▸ **To do**:
From the NYC taxi earnings project page below, copy out verbatim the passage starting with "Increasing NYC Taxi" and going on through "zone and time?".

Skip to content

AngelFelizR/NycTaxi

Repository files navigation

Increasing NYC Taxi Drivers Earnings

Problem Description

Opportunity

Taxi drivers could increase their earnings by changing their strategy.

Questions to solve

  • How much can a taxi driver increase their monthly earnings just by skipping trips under defined conditions?
  • How much can a taxi driver increase their monthly earnings just by changing their initial zone and time?

Business success criteria

Develop a strategy to increase NYC taxi drivers’ monthly earnings by 20%.

Project scope

This project will be limited to Juno, Uber, Via and Lyft taxi drivers who work in New York City in trips that take place between any zone of Manhattan, Brooklyn or Queens (the more active ones).

Results Highlight

🤖 Modeling for Decision Support

To ensure the model supports real‑world driver decisions, we framed the problem as a sequential decision task rather than a pure prediction exercise. The goal is to maximize net hourly earnings, not just classification accuracy.

▸ **Stored records**:

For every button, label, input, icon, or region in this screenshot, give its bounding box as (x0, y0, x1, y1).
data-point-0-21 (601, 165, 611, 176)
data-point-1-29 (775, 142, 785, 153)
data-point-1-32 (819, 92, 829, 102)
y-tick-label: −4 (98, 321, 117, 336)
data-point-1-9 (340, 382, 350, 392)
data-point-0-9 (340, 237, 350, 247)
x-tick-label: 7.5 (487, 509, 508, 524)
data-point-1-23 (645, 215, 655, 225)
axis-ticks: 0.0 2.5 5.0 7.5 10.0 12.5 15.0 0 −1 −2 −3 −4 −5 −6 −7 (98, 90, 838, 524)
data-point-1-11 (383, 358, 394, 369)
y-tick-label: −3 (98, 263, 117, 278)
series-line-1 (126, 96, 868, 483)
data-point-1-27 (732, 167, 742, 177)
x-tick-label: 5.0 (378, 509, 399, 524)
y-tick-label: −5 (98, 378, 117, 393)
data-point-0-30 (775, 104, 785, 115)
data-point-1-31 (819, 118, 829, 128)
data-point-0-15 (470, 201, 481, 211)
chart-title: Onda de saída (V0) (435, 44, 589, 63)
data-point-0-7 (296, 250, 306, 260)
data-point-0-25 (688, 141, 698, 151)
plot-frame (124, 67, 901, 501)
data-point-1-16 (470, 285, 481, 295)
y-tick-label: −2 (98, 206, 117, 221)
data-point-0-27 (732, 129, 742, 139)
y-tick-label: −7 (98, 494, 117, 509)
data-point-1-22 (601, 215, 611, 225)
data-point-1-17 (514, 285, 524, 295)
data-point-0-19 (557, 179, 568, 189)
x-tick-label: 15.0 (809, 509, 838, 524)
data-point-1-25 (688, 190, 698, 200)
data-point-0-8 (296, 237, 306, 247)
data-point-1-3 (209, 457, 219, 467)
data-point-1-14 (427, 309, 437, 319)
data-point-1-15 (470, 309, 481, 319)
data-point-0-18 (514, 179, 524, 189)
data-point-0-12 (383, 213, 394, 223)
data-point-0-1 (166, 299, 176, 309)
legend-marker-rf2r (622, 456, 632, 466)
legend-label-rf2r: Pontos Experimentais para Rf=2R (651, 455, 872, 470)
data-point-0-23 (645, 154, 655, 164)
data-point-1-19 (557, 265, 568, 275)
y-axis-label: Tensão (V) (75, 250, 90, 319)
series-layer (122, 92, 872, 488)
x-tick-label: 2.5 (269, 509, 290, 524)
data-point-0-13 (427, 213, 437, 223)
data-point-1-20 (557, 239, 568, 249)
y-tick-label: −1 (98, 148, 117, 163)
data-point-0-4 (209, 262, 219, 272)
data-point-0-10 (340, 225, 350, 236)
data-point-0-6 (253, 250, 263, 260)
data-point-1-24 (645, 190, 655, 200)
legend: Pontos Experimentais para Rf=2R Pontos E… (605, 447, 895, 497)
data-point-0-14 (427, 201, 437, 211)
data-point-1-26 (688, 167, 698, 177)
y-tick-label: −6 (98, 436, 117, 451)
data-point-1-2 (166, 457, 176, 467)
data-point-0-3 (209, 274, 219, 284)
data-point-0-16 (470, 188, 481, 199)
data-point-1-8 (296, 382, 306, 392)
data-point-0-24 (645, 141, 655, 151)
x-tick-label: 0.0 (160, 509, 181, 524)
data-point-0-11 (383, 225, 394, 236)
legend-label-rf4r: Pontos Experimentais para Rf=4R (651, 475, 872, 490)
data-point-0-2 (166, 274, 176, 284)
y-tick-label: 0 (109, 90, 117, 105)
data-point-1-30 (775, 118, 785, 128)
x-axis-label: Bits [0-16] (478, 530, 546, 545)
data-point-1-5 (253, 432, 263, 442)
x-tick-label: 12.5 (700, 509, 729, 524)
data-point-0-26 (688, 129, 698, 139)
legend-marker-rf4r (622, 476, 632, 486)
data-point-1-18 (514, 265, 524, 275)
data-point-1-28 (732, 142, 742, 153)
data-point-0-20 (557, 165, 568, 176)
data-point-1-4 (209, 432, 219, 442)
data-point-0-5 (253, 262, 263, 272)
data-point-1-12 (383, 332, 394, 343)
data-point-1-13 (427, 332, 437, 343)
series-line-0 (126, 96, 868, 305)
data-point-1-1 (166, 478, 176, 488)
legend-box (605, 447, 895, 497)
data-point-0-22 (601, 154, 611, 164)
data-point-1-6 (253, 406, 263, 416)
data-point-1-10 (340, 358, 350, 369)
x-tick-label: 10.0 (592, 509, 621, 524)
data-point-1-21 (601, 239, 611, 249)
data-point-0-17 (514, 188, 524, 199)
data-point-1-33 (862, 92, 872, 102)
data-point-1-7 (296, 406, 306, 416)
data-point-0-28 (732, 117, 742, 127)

▸ **Solution for this task**:
Increasing NYC Taxi Drivers Earnings

Problem Description

Opportunity

Taxi drivers could increase their earnings by changing their strategy.

Questions to solve

  • How much can a taxi driver increase their monthly earnings just by skipping trips under defined conditions?
  • How much can a taxi driver increase their monthly earnings just by changing their initial zone and time?